:: Material

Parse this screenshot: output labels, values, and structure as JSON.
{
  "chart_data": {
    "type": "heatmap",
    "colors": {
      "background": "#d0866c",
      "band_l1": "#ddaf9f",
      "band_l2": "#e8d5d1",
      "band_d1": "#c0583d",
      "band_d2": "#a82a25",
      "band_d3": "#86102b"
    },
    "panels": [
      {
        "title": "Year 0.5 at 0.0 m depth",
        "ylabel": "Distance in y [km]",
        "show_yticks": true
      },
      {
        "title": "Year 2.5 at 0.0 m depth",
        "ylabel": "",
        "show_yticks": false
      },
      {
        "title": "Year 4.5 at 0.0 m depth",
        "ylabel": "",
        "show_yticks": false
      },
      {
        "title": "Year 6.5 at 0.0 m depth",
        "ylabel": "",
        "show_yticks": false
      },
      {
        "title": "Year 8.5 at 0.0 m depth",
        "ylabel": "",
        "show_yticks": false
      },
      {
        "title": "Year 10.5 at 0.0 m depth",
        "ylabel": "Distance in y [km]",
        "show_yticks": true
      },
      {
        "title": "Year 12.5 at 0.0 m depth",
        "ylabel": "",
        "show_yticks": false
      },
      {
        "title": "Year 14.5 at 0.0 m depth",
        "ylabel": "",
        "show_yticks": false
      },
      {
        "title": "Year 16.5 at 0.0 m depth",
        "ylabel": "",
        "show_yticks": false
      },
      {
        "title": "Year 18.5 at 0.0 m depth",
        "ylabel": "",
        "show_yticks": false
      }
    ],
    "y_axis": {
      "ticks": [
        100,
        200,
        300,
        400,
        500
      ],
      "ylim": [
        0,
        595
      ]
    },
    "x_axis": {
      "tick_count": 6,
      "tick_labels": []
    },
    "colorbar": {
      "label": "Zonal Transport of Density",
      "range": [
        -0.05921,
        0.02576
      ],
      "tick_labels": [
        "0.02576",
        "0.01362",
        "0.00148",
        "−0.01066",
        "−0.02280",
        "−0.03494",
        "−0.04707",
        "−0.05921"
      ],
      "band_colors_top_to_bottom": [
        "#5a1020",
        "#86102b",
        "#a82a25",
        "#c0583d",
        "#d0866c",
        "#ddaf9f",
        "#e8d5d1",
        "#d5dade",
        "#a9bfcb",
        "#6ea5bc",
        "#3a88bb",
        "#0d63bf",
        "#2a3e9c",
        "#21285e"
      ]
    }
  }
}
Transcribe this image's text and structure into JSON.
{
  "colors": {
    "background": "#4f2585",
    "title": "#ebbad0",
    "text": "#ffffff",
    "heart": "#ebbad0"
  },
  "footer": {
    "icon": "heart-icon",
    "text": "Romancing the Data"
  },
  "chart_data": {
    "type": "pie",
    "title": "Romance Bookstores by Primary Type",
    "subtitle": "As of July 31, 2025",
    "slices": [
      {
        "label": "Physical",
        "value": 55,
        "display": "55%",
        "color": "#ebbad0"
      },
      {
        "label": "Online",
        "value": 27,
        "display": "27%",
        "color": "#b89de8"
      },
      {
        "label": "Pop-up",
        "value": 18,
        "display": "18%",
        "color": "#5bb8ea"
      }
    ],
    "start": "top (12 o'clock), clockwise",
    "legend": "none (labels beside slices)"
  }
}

::::

-- Work required --
In the records above, find the lines containing "background" and copy them.

-- Final result --
      "background": "#d0866c",
    "background": "#4f2585",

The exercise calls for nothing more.